### Given entries:
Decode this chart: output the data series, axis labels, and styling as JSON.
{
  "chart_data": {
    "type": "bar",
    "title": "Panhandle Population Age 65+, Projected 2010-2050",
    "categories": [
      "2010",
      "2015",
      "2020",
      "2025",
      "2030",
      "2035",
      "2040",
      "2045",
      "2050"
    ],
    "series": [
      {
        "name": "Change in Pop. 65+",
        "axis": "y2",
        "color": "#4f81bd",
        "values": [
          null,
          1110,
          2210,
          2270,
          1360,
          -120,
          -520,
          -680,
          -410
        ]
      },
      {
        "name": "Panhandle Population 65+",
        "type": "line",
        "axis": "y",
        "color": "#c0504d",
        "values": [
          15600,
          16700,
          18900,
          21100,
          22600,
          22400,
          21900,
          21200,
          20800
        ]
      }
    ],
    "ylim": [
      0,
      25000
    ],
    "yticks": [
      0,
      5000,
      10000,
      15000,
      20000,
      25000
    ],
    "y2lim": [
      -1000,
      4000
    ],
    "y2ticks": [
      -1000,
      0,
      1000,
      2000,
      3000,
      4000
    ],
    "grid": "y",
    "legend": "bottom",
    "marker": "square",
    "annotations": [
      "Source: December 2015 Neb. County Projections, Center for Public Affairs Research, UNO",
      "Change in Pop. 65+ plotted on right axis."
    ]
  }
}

### Instructions to follow:
Copy every line verbatim.

### Answer for this exercise:
Decode this chart: output the data series, axis labels, and styling as JSON.
{
  "chart_data": {
    "type": "bar",
    "title": "Panhandle Population Age 65+, Projected 2010-2050",
    "categories": [
      "2010",
      "2015",
      "2020",
      "2025",
      "2030",
      "2035",
      "2040",
      "2045",
      "2050"
    ],
    "series": [
      {
        "name": "Change in Pop. 65+",
        "axis": "y2",
        "color": "#4f81bd",
        "values": [
          null,
          1110,
          2210,
          2270,
          1360,
          -120,
          -520,
          -680,
          -410
        ]
      },
      {
        "name": "Panhandle Population 65+",
        "type": "line",
        "axis": "y",
        "color": "#c0504d",
        "values": [
          15600,
          16700,
          18900,
          21100,
          22600,
          22400,
          21900,
          21200,
          20800
        ]
      }
    ],
    "ylim": [
      0,
      25000
    ],
    "yticks": [
      0,
      5000,
      10000,
      15000,
      20000,
      25000
    ],
    "y2lim": [
      -1000,
      4000
    ],
    "y2ticks": [
      -1000,
      0,
      1000,
      2000,
      3000,
      4000
    ],
    "grid": "y",
    "legend": "bottom",
    "marker": "square",
    "annotations": [
      "Source: December 2015 Neb. County Projections, Center for Public Affairs Research, UNO",
      "Change in Pop. 65+ plotted on right axis."
    ]
  }
}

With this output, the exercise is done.